- [THE TASK]:
Every line below that holds the string "заполнения" should be copied out.

(Data entries)
|---|

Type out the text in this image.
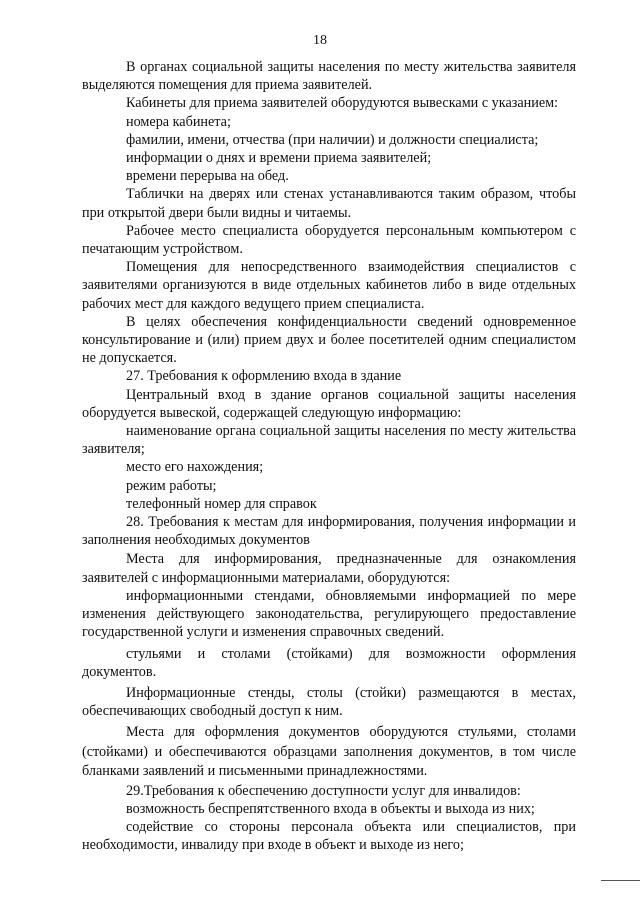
18

В органах социальной защиты населения по месту жительства заявителя выделяются помещения для приема заявителей.

Кабинеты для приема заявителей оборудуются вывесками с указанием:

номера кабинета;

фамилии, имени, отчества (при наличии) и должности специалиста;

информации о днях и времени приема заявителей;

времени перерыва на обед.

Таблички на дверях или стенах устанавливаются таким образом, чтобы при открытой двери были видны и читаемы.

Рабочее место специалиста оборудуется персональным компьютером с печатающим устройством.

Помещения для непосредственного взаимодействия специалистов с заявителями организуются в виде отдельных кабинетов либо в виде отдельных рабочих мест для каждого ведущего прием специалиста.

В целях обеспечения конфиденциальности сведений одновременное консультирование и (или) прием двух и более посетителей одним специалистом не допускается.

27. Требования к оформлению входа в здание

Центральный вход в здание органов социальной защиты населения оборудуется вывеской, содержащей следующую информацию:

наименование органа социальной защиты населения по месту жительства заявителя;

место его нахождения;

режим работы;

телефонный номер для справок

28. Требования к местам для информирования, получения информации и заполнения необходимых документов

Места для информирования, предназначенные для ознакомления заявителей с информационными материалами, оборудуются:

информационными стендами, обновляемыми информацией по мере изменения действующего законодательства, регулирующего предоставление государственной услуги и изменения справочных сведений.

стульями и столами (стойками) для возможности оформления документов.

Информационные стенды, столы (стойки) размещаются в местах, обеспечивающих свободный доступ к ним.

Места для оформления документов оборудуются стульями, столами (стойками) и обеспечиваются образцами заполнения документов, в том числе бланками заявлений и письменными принадлежностями.

29.Требования к обеспечению доступности услуг для инвалидов:

возможность беспрепятственного входа в объекты и выхода из них;

содействие со стороны персонала объекта или специалистов, при необходимости, инвалиду при входе в объект и выходе из него;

|---|

- [EXERCISE SOLUTION]:
28. Требования к местам для информирования, получения информации и заполнения необходимых документов
Места для оформления документов оборудуются стульями, столами (стойками) и обеспечиваются образцами заполнения документов, в том числе бланками заявлений и письменными принадлежностями.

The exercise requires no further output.